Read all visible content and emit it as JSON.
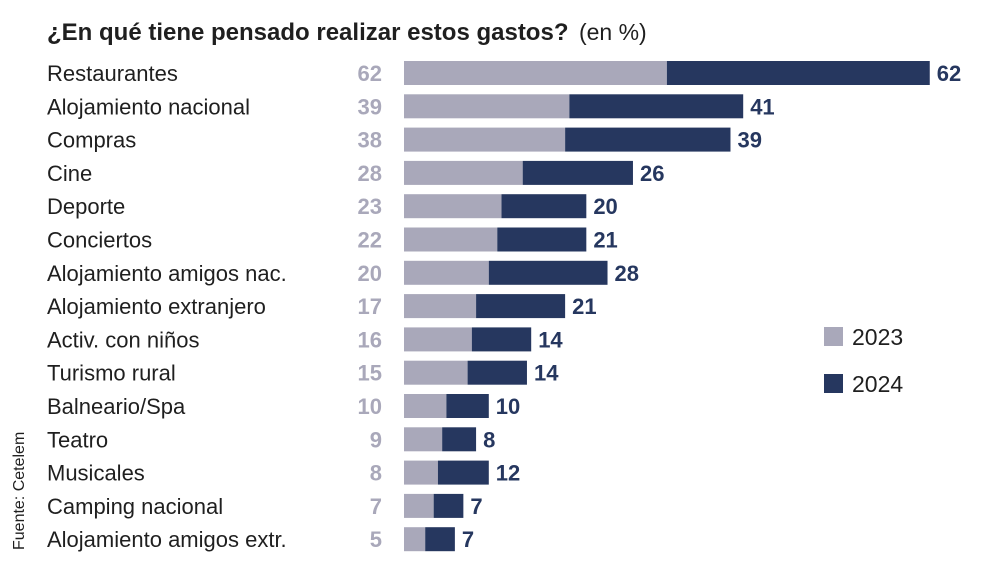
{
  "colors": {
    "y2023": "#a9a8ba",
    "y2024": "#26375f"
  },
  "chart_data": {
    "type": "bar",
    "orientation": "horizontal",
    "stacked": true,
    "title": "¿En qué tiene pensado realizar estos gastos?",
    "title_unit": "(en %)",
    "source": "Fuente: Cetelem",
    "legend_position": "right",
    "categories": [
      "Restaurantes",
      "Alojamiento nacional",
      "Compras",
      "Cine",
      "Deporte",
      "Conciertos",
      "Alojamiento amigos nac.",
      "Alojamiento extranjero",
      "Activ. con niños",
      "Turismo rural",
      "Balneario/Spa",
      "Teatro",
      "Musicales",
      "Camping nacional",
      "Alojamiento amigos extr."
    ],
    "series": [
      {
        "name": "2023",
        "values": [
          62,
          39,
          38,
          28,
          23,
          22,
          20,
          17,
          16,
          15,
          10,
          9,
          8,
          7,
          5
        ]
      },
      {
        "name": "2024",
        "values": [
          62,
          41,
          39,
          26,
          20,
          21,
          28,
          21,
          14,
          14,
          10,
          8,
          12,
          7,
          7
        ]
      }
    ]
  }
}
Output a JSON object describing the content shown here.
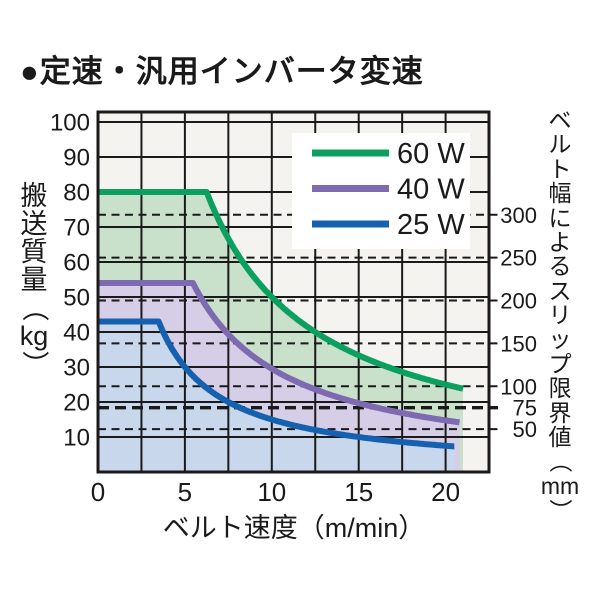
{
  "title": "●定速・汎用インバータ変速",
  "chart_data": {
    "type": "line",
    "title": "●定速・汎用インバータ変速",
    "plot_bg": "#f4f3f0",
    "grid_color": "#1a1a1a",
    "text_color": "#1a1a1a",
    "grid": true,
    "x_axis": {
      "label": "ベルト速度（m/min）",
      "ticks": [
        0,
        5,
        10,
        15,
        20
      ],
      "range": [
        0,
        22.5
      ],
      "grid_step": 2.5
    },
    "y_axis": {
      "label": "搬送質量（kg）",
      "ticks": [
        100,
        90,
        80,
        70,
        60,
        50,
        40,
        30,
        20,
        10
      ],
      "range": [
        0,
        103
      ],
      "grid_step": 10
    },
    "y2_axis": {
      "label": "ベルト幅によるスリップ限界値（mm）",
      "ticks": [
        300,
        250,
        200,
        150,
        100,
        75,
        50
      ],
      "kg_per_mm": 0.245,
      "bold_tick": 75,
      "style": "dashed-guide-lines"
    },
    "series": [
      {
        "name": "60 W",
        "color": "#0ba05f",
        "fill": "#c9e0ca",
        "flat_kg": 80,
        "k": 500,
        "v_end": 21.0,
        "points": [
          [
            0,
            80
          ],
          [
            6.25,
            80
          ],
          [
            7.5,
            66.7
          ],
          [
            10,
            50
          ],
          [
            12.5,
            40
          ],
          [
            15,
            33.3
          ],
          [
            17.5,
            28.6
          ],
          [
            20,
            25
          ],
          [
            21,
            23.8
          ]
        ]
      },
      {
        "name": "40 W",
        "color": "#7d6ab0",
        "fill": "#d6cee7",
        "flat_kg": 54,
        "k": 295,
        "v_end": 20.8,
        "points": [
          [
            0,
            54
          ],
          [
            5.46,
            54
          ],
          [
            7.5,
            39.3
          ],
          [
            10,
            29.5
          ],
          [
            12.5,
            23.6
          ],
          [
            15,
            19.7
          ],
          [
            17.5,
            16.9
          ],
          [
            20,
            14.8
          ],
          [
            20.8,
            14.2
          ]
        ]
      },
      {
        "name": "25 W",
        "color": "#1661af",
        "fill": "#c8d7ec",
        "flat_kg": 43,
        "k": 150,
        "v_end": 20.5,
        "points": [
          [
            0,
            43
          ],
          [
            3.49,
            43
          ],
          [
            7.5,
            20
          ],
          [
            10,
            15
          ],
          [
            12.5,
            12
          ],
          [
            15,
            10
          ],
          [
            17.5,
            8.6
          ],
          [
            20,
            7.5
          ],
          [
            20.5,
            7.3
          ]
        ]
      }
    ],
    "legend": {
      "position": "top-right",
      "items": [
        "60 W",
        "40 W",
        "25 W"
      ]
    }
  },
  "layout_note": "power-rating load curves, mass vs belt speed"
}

==*==

[Aim of the exercise] Restate each of the entries above word for word and skip every image.

[Written response]
Read all visible content and emit it as JSON.
{
  "colors": {
    "y2023": "#a9a8ba",
    "y2024": "#26375f"
  },
  "chart_data": {
    "type": "bar",
    "orientation": "horizontal",
    "stacked": true,
    "title": "¿En qué tiene pensado realizar estos gastos?",
    "title_unit": "(en %)",
    "source": "Fuente: Cetelem",
    "legend_position": "right",
    "categories": [
      "Restaurantes",
      "Alojamiento nacional",
      "Compras",
      "Cine",
      "Deporte",
      "Conciertos",
      "Alojamiento amigos nac.",
      "Alojamiento extranjero",
      "Activ. con niños",
      "Turismo rural",
      "Balneario/Spa",
      "Teatro",
      "Musicales",
      "Camping nacional",
      "Alojamiento amigos extr."
    ],
    "series": [
      {
        "name": "2023",
        "values": [
          62,
          39,
          38,
          28,
          23,
          22,
          20,
          17,
          16,
          15,
          10,
          9,
          8,
          7,
          5
        ]
      },
      {
        "name": "2024",
        "values": [
          62,
          41,
          39,
          26,
          20,
          21,
          28,
          21,
          14,
          14,
          10,
          8,
          12,
          7,
          7
        ]
      }
    ]
  }
}
Output a JSON object describing the content shown here.
{
  "title": "●定速・汎用インバータ変速",
  "chart_data": {
    "type": "line",
    "title": "●定速・汎用インバータ変速",
    "plot_bg": "#f4f3f0",
    "grid_color": "#1a1a1a",
    "text_color": "#1a1a1a",
    "grid": true,
    "x_axis": {
      "label": "ベルト速度（m/min）",
      "ticks": [
        0,
        5,
        10,
        15,
        20
      ],
      "range": [
        0,
        22.5
      ],
      "grid_step": 2.5
    },
    "y_axis": {
      "label": "搬送質量（kg）",
      "ticks": [
        100,
        90,
        80,
        70,
        60,
        50,
        40,
        30,
        20,
        10
      ],
      "range": [
        0,
        103
      ],
      "grid_step": 10
    },
    "y2_axis": {
      "label": "ベルト幅によるスリップ限界値（mm）",
      "ticks": [
        300,
        250,
        200,
        150,
        100,
        75,
        50
      ],
      "kg_per_mm": 0.245,
      "bold_tick": 75,
      "style": "dashed-guide-lines"
    },
    "series": [
      {
        "name": "60 W",
        "color": "#0ba05f",
        "fill": "#c9e0ca",
        "flat_kg": 80,
        "k": 500,
        "v_end": 21.0,
        "points": [
          [
            0,
            80
          ],
          [
            6.25,
            80
          ],
          [
            7.5,
            66.7
          ],
          [
            10,
            50
          ],
          [
            12.5,
            40
          ],
          [
            15,
            33.3
          ],
          [
            17.5,
            28.6
          ],
          [
            20,
            25
          ],
          [
            21,
            23.8
          ]
        ]
      },
      {
        "name": "40 W",
        "color": "#7d6ab0",
        "fill": "#d6cee7",
        "flat_kg": 54,
        "k": 295,
        "v_end": 20.8,
        "points": [
          [
            0,
            54
          ],
          [
            5.46,
            54
          ],
          [
            7.5,
            39.3
          ],
          [
            10,
            29.5
          ],
          [
            12.5,
            23.6
          ],
          [
            15,
            19.7
          ],
          [
            17.5,
            16.9
          ],
          [
            20,
            14.8
          ],
          [
            20.8,
            14.2
          ]
        ]
      },
      {
        "name": "25 W",
        "color": "#1661af",
        "fill": "#c8d7ec",
        "flat_kg": 43,
        "k": 150,
        "v_end": 20.5,
        "points": [
          [
            0,
            43
          ],
          [
            3.49,
            43
          ],
          [
            7.5,
            20
          ],
          [
            10,
            15
          ],
          [
            12.5,
            12
          ],
          [
            15,
            10
          ],
          [
            17.5,
            8.6
          ],
          [
            20,
            7.5
          ],
          [
            20.5,
            7.3
          ]
        ]
      }
    ],
    "legend": {
      "position": "top-right",
      "items": [
        "60 W",
        "40 W",
        "25 W"
      ]
    }
  },
  "layout_note": "power-rating load curves, mass vs belt speed"
}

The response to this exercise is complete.